Your instructions: In the benchmark code below, which execution policy does test_vectorization pass to std::for_each?

Excerpt:
######
Code For SIMD, OpenMP, Vectorization, and Raw For Loop(Benchmark) Comparisons

#include <iostream>
#include <vector>
#include <numeric>
#include <algorithm>
#include <execution>
#include <chrono>
#include <smmintrin.h> // SSE4.1 intrinsics for SIMD
#ifdef _OPENMP
#include <omp.h>
#endif

// g++ -O2 -std=c++17 omp_test.cpp -ltbb
void test_vectorization(std::vector<int>& data, int N){
    data.assign(N, 0);
    // Initialize vector with indices 0, 1, 2, ..., N-1.
    std::iota(data.begin(), data.end(), 0);

    auto start = std::chrono::high_resolution_clock::now();

    std::for_each(std::execution::par_unseq, data.begin(), data.end(), [](int &i) {
        // Compute the expression.
        int val = (i * i) / 3 + 12;
        // If even, subtract 1.
        if (val % 2 == 0)
            val = val - 1;
        i = val;
    });

    auto end = std::chrono::high_resolution_clock::now();
    std::chrono::duration<double> elapsed = end - start;
    std::cout << "Time elapsed (test_vectorization): " << elapsed.count() << " seconds.\n";
}

// g++ -O2 -msse4.1 -std=c++17 omp_test.cpp
void test_SIMD(std::vector<int>& data, int N){
    data.assign(N, 0);
    
    auto start = std::chrono::high_resolution_clock::now();
    
    int i = 0;
    for (; i <= N - 4; i += 4) {
        // Create a vector of indices.
######
Dataset extract:
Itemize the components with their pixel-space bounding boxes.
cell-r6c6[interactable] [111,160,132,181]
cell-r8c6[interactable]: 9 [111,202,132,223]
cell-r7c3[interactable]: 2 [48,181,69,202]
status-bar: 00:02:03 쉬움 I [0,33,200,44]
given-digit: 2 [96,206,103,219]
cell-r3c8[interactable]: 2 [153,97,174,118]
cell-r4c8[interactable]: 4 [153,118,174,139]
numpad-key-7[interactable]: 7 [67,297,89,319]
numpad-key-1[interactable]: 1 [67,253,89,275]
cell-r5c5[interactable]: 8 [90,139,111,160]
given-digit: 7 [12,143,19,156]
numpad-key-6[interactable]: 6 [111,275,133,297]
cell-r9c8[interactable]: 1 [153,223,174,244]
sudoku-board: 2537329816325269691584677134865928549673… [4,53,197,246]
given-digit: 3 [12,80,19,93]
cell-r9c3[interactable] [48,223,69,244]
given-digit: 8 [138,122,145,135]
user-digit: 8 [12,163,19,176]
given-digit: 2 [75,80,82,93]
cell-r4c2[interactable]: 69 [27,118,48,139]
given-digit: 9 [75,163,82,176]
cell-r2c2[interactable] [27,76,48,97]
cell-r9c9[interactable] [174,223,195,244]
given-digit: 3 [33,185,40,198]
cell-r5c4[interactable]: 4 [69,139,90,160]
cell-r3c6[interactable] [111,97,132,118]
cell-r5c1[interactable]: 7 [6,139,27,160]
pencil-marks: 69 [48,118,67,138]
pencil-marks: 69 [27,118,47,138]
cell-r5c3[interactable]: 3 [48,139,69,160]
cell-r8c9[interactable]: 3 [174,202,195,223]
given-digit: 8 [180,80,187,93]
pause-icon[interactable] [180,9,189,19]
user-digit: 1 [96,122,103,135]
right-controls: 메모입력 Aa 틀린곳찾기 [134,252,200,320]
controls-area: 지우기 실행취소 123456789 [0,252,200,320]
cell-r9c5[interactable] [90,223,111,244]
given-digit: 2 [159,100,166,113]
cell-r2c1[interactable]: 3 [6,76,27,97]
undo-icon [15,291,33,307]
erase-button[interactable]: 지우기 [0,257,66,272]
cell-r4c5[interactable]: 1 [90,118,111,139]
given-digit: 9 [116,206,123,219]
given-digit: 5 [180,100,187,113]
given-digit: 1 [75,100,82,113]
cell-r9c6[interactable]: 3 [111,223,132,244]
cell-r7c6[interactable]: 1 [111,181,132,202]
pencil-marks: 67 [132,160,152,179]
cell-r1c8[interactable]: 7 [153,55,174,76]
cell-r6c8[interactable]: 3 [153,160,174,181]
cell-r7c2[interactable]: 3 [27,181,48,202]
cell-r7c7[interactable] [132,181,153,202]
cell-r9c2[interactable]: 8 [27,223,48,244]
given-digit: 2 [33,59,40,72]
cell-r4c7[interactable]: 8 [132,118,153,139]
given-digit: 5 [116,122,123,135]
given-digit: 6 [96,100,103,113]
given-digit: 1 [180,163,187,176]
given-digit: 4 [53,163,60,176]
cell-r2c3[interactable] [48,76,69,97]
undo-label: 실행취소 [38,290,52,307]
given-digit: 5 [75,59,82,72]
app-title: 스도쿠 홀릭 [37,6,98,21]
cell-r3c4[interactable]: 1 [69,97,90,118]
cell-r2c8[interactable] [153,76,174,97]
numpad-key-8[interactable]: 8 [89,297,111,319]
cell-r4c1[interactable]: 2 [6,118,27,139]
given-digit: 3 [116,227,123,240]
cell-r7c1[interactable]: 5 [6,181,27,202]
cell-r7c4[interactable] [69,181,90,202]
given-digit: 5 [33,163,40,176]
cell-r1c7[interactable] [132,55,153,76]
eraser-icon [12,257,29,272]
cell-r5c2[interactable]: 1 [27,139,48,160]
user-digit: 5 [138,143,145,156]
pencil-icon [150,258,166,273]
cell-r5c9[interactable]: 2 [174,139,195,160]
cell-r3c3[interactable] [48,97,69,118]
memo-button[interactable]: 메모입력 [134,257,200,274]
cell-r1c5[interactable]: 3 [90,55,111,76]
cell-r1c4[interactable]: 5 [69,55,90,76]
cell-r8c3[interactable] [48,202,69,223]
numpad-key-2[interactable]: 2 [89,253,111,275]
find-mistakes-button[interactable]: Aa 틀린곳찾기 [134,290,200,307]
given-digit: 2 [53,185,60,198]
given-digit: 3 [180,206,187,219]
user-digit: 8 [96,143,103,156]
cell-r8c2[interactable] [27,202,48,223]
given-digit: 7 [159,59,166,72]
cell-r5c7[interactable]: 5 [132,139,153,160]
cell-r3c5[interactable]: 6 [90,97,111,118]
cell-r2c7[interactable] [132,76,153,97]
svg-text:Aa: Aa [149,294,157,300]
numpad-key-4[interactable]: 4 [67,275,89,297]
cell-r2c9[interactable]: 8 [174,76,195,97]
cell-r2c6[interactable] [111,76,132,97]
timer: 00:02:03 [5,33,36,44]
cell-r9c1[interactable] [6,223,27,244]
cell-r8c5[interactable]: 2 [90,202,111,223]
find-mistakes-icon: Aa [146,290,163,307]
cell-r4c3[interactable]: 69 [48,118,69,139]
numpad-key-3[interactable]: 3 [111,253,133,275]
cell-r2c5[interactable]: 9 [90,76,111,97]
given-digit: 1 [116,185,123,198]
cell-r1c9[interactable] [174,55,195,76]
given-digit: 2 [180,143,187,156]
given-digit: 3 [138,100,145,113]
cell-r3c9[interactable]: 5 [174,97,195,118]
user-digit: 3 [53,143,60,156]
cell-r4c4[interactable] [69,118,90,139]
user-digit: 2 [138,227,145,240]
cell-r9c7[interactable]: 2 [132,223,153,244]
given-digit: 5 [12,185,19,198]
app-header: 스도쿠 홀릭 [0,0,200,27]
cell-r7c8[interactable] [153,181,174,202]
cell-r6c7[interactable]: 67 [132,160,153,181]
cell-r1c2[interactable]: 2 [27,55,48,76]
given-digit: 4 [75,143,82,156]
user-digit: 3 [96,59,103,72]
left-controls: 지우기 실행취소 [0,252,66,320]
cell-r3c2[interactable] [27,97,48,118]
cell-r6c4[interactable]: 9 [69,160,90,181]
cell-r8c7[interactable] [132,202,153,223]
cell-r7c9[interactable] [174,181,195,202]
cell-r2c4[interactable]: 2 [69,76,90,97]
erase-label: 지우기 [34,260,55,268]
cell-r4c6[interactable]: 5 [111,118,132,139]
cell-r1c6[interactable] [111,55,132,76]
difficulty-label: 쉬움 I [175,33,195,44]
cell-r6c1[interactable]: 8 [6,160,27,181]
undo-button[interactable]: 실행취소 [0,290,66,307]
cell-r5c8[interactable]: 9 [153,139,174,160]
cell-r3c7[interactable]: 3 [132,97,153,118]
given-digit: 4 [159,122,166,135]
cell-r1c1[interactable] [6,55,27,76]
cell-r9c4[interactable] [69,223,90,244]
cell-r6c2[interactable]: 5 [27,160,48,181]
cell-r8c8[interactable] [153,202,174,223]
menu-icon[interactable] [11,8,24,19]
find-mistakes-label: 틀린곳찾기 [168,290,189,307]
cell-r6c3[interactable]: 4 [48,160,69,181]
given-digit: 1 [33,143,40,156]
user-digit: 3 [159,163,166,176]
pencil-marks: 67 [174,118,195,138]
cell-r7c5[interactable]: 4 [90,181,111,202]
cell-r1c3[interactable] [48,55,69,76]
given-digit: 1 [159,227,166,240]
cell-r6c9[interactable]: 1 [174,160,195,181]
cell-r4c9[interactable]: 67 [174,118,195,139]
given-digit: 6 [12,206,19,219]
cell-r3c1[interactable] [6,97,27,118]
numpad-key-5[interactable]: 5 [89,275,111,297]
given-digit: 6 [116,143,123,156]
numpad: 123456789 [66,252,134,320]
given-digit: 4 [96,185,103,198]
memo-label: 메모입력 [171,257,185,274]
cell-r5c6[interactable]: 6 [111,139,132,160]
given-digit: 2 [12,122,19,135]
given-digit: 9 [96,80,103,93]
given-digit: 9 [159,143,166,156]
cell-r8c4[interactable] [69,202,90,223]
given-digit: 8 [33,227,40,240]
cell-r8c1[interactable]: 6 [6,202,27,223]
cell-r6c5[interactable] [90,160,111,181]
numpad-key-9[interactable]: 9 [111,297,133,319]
######
Exercise output: std::execution::par_unseq